Data provided:
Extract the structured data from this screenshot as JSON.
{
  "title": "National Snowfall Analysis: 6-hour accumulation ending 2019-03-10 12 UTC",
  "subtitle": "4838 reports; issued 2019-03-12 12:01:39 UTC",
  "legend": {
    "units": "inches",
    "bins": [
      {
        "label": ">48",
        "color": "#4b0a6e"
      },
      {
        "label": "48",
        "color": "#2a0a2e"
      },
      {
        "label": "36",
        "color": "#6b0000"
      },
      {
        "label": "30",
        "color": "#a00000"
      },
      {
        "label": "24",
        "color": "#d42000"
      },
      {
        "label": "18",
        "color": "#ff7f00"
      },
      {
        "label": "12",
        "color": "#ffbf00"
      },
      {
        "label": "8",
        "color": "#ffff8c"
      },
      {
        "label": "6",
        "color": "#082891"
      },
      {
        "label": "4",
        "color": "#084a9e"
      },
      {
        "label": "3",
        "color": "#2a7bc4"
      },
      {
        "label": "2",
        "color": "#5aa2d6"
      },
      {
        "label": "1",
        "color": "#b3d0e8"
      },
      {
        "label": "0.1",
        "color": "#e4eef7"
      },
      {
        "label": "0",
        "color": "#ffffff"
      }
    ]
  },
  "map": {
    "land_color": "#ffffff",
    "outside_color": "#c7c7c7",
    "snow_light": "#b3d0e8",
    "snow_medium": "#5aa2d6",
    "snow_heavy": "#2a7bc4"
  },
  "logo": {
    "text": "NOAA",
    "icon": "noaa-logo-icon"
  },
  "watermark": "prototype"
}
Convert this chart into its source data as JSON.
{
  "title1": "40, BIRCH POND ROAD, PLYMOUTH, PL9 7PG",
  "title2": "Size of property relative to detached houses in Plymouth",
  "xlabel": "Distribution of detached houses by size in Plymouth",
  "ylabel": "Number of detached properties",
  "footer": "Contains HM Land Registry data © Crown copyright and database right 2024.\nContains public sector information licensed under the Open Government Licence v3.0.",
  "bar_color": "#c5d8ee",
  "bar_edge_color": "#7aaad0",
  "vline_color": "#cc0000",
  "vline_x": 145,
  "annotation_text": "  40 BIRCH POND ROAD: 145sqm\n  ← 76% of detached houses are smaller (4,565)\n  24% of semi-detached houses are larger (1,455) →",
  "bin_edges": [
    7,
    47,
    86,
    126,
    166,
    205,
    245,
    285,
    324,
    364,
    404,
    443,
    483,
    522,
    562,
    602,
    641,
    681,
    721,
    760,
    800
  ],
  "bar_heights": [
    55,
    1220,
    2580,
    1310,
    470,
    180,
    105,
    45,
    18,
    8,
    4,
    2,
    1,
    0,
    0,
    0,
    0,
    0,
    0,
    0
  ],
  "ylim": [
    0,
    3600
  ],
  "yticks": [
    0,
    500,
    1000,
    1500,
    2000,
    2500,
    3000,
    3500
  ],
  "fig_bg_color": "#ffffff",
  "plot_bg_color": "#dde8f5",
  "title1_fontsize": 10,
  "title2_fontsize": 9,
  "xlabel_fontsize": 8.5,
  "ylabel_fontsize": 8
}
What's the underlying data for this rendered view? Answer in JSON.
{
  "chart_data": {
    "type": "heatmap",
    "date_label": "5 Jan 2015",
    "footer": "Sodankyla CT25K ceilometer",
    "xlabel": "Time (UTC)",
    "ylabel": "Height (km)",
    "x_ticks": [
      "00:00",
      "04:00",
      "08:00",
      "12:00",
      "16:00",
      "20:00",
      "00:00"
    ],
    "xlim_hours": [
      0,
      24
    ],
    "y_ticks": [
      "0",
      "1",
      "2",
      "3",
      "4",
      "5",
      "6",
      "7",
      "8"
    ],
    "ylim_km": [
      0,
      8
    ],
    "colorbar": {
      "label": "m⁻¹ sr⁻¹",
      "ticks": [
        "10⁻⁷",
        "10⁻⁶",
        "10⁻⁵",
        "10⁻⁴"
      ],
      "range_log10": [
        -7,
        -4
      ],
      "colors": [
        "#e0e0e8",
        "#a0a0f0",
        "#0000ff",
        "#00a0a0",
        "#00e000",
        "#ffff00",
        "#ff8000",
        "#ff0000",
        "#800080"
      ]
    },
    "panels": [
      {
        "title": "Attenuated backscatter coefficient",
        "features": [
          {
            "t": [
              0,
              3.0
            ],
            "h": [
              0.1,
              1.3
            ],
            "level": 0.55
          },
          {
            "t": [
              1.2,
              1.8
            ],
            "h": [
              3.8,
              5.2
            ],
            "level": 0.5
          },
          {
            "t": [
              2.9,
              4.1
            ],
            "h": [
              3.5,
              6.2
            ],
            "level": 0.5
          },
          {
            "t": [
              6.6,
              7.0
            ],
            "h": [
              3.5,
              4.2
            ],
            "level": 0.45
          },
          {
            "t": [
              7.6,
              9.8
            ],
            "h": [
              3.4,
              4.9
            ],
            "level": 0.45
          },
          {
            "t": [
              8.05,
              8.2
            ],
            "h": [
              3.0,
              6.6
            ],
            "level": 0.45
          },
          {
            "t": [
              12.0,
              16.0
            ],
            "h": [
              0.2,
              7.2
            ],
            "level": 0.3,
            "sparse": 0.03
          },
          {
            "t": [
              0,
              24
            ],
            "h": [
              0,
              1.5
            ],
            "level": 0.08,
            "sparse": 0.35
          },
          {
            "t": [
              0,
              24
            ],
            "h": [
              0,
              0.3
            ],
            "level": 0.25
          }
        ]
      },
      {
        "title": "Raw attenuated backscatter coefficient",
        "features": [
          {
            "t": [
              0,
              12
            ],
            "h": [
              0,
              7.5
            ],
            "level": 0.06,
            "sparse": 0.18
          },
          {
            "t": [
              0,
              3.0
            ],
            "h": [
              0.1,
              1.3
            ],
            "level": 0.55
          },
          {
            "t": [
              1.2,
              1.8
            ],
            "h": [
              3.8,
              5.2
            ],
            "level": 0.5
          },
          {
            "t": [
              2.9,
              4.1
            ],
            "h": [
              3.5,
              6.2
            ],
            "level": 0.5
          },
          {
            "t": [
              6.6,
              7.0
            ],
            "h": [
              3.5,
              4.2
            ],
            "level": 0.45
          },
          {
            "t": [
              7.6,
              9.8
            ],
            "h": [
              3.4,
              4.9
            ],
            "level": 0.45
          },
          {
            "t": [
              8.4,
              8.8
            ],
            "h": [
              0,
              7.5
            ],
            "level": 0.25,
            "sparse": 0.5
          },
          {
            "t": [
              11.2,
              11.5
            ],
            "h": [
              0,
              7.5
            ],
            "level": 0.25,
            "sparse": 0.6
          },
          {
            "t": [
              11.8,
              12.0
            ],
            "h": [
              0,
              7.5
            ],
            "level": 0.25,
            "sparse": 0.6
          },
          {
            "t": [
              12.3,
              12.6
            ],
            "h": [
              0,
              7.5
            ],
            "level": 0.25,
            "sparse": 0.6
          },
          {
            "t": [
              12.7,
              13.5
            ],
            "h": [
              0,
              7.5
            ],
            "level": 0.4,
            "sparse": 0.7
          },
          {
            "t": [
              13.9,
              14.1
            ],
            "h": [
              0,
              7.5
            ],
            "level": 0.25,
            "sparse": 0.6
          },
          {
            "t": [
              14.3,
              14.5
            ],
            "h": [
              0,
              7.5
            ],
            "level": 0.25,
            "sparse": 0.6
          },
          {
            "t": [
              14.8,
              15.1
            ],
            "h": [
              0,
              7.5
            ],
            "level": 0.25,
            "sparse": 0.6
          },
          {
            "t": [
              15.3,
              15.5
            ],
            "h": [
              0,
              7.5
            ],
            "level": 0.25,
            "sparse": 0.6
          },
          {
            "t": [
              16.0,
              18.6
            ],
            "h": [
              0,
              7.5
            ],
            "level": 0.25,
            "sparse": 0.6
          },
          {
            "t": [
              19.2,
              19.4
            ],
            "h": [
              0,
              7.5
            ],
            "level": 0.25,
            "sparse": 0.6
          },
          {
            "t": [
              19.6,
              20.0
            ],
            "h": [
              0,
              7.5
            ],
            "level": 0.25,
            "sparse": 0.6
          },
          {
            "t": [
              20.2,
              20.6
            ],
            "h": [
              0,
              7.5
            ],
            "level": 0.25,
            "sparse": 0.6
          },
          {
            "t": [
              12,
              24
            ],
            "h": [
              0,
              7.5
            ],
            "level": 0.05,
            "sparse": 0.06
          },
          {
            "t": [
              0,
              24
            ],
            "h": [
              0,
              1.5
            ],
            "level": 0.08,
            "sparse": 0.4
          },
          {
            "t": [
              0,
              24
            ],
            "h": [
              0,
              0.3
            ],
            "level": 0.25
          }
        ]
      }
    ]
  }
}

Your objective: Select every line where the word "footer" occurs.

Response:
  "footer": "Contains HM Land Registry data © Crown copyright and database right 2024.\nContains public sector information licensed under the Open Government Licence v3.0.",
    "footer": "Sodankyla CT25K ceilometer",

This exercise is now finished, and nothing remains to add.